### What to do
Transcribe the entries that follow, word for word.

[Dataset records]
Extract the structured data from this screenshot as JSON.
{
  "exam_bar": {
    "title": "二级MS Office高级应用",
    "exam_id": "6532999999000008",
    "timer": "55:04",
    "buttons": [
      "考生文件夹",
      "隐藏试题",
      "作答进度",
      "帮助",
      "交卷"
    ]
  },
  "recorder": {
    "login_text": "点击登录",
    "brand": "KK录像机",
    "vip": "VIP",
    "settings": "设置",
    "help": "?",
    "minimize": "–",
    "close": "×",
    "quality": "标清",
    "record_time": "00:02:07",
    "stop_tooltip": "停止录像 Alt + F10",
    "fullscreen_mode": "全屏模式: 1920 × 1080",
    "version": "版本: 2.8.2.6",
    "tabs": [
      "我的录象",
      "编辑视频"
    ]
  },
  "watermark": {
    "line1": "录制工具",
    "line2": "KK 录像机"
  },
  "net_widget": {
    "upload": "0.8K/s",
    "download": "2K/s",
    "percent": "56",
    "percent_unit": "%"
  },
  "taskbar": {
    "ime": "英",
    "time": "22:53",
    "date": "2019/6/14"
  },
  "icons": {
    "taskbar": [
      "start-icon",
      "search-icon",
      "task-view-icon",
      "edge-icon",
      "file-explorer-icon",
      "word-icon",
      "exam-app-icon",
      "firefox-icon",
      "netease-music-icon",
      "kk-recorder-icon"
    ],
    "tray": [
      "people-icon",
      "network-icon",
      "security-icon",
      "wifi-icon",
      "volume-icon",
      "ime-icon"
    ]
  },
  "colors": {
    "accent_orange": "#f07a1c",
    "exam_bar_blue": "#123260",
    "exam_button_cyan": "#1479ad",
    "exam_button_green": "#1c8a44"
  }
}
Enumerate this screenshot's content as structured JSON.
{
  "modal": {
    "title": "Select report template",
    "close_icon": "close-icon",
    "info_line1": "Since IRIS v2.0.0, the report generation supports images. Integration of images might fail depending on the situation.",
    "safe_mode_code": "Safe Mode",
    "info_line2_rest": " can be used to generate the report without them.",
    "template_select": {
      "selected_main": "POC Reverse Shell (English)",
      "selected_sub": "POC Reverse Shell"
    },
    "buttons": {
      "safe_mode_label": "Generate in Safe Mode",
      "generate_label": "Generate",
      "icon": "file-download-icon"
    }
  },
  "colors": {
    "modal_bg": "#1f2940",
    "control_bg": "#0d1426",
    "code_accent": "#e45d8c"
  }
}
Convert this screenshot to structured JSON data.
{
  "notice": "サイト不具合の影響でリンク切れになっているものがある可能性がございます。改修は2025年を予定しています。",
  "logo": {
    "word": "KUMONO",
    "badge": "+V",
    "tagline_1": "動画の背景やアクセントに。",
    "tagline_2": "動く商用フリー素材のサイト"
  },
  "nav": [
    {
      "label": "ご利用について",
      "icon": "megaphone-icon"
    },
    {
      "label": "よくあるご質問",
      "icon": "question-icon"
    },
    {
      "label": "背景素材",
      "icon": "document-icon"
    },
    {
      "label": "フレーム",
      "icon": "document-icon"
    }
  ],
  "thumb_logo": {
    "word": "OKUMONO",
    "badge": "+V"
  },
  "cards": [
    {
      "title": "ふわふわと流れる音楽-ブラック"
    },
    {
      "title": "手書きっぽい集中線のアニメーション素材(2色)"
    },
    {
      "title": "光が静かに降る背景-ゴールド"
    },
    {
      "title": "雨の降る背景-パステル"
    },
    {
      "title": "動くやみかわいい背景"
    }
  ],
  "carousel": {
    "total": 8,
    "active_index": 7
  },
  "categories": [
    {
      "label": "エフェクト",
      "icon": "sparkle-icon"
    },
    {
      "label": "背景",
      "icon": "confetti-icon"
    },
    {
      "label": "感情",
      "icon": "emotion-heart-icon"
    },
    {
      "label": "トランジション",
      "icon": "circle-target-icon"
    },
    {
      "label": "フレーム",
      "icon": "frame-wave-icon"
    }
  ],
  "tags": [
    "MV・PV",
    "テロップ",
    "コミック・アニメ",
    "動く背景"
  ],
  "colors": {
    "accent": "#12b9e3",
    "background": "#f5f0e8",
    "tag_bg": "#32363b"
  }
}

### Exercise output
Extract the structured data from this screenshot as JSON.
{
  "exam_bar": {
    "title": "二级MS Office高级应用",
    "exam_id": "6532999999000008",
    "timer": "55:04",
    "buttons": [
      "考生文件夹",
      "隐藏试题",
      "作答进度",
      "帮助",
      "交卷"
    ]
  },
  "recorder": {
    "login_text": "点击登录",
    "brand": "KK录像机",
    "vip": "VIP",
    "settings": "设置",
    "help": "?",
    "minimize": "–",
    "close": "×",
    "quality": "标清",
    "record_time": "00:02:07",
    "stop_tooltip": "停止录像 Alt + F10",
    "fullscreen_mode": "全屏模式: 1920 × 1080",
    "version": "版本: 2.8.2.6",
    "tabs": [
      "我的录象",
      "编辑视频"
    ]
  },
  "watermark": {
    "line1": "录制工具",
    "line2": "KK 录像机"
  },
  "net_widget": {
    "upload": "0.8K/s",
    "download": "2K/s",
    "percent": "56",
    "percent_unit": "%"
  },
  "taskbar": {
    "ime": "英",
    "time": "22:53",
    "date": "2019/6/14"
  },
  "icons": {
    "taskbar": [
      "start-icon",
      "search-icon",
      "task-view-icon",
      "edge-icon",
      "file-explorer-icon",
      "word-icon",
      "exam-app-icon",
      "firefox-icon",
      "netease-music-icon",
      "kk-recorder-icon"
    ],
    "tray": [
      "people-icon",
      "network-icon",
      "security-icon",
      "wifi-icon",
      "volume-icon",
      "ime-icon"
    ]
  },
  "colors": {
    "accent_orange": "#f07a1c",
    "exam_bar_blue": "#123260",
    "exam_button_cyan": "#1479ad",
    "exam_button_green": "#1c8a44"
  }
}
Enumerate this screenshot's content as structured JSON.
{
  "modal": {
    "title": "Select report template",
    "close_icon": "close-icon",
    "info_line1": "Since IRIS v2.0.0, the report generation supports images. Integration of images might fail depending on the situation.",
    "safe_mode_code": "Safe Mode",
    "info_line2_rest": " can be used to generate the report without them.",
    "template_select": {
      "selected_main": "POC Reverse Shell (English)",
      "selected_sub": "POC Reverse Shell"
    },
    "buttons": {
      "safe_mode_label": "Generate in Safe Mode",
      "generate_label": "Generate",
      "icon": "file-download-icon"
    }
  },
  "colors": {
    "modal_bg": "#1f2940",
    "control_bg": "#0d1426",
    "code_accent": "#e45d8c"
  }
}
Convert this screenshot to structured JSON data.
{
  "notice": "サイト不具合の影響でリンク切れになっているものがある可能性がございます。改修は2025年を予定しています。",
  "logo": {
    "word": "KUMONO",
    "badge": "+V",
    "tagline_1": "動画の背景やアクセントに。",
    "tagline_2": "動く商用フリー素材のサイト"
  },
  "nav": [
    {
      "label": "ご利用について",
      "icon": "megaphone-icon"
    },
    {
      "label": "よくあるご質問",
      "icon": "question-icon"
    },
    {
      "label": "背景素材",
      "icon": "document-icon"
    },
    {
      "label": "フレーム",
      "icon": "document-icon"
    }
  ],
  "thumb_logo": {
    "word": "OKUMONO",
    "badge": "+V"
  },
  "cards": [
    {
      "title": "ふわふわと流れる音楽-ブラック"
    },
    {
      "title": "手書きっぽい集中線のアニメーション素材(2色)"
    },
    {
      "title": "光が静かに降る背景-ゴールド"
    },
    {
      "title": "雨の降る背景-パステル"
    },
    {
      "title": "動くやみかわいい背景"
    }
  ],
  "carousel": {
    "total": 8,
    "active_index": 7
  },
  "categories": [
    {
      "label": "エフェクト",
      "icon": "sparkle-icon"
    },
    {
      "label": "背景",
      "icon": "confetti-icon"
    },
    {
      "label": "感情",
      "icon": "emotion-heart-icon"
    },
    {
      "label": "トランジション",
      "icon": "circle-target-icon"
    },
    {
      "label": "フレーム",
      "icon": "frame-wave-icon"
    }
  ],
  "tags": [
    "MV・PV",
    "テロップ",
    "コミック・アニメ",
    "動く背景"
  ],
  "colors": {
    "accent": "#12b9e3",
    "background": "#f5f0e8",
    "tag_bg": "#32363b"
  }
}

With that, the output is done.